Page excerpt

━━━

Training of GPT2 hang during Checkpoint stage #28662

Closed jchauhan closed 6 months ago

jchauhan commented 8 months ago

System Info


- `transformers` version: 4.38.0.dev0
- Platform: Linux-5.4.0-1043-gcp-x86_64-with-glibc2.31
- Python version: 3.10.0
- Huggingface_hub version: 0.20.3
- Safetensors version: 0.4.2
- Accelerate version: 0.26.1
- Accelerate config:    not found
- PyTorch version (GPU?): 2.1.2+cu121 (False)
- Tensorflow version (GPU?): not installed (NA)
- Flax version (CPU?/GPU?/TPU?): not installed (NA)
- Jax version: not installed
- JaxLib version: not installed
- Using GPU in script?: TPU
- Using distributed or parallel set-up in script?: xla_spwn script

GCP TPU v2.8 Architecture

Libraries installed

Who can help?

━━━

Listed entries

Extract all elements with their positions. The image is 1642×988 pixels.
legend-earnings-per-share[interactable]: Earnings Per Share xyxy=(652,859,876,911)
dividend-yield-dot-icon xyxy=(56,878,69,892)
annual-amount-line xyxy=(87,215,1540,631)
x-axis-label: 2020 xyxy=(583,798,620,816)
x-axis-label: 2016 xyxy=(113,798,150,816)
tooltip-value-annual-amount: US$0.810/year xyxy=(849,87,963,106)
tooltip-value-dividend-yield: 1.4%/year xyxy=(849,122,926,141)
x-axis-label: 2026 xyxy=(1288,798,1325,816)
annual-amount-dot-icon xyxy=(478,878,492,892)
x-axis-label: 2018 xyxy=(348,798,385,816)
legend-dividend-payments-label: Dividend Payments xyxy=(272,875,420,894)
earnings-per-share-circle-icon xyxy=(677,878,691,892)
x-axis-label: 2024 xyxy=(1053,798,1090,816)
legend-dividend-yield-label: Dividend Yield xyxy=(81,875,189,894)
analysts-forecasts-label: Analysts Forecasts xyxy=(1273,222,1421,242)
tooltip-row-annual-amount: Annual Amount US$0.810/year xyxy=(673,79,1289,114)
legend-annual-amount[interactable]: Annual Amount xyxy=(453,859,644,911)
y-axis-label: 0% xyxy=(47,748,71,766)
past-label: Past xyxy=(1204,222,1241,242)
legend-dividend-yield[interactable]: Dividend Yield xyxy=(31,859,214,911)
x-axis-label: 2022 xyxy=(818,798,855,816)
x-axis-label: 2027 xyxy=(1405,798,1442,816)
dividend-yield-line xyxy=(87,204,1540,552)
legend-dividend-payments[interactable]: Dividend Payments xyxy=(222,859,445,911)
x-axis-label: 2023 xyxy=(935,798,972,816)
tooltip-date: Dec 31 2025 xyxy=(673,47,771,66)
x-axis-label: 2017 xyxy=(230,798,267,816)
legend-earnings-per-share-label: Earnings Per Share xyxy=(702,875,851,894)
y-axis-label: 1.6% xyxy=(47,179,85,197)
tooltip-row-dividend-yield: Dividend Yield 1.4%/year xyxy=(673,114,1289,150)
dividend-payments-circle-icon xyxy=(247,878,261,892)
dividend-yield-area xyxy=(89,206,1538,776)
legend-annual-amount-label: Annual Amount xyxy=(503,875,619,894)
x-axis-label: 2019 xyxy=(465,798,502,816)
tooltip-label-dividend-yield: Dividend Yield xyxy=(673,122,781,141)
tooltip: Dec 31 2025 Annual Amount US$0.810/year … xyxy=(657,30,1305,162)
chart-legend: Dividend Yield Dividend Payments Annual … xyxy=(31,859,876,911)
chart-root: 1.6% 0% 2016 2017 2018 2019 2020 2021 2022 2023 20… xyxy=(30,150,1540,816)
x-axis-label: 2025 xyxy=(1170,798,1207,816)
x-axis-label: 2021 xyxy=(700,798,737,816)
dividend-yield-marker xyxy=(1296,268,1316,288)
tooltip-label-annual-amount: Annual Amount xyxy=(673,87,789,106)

━━━

What is being asked
In the issue about GPT2 training hanging at the checkpoint stage, what PyTorch version is listed?

Output of the exercise
2.1.2+cu121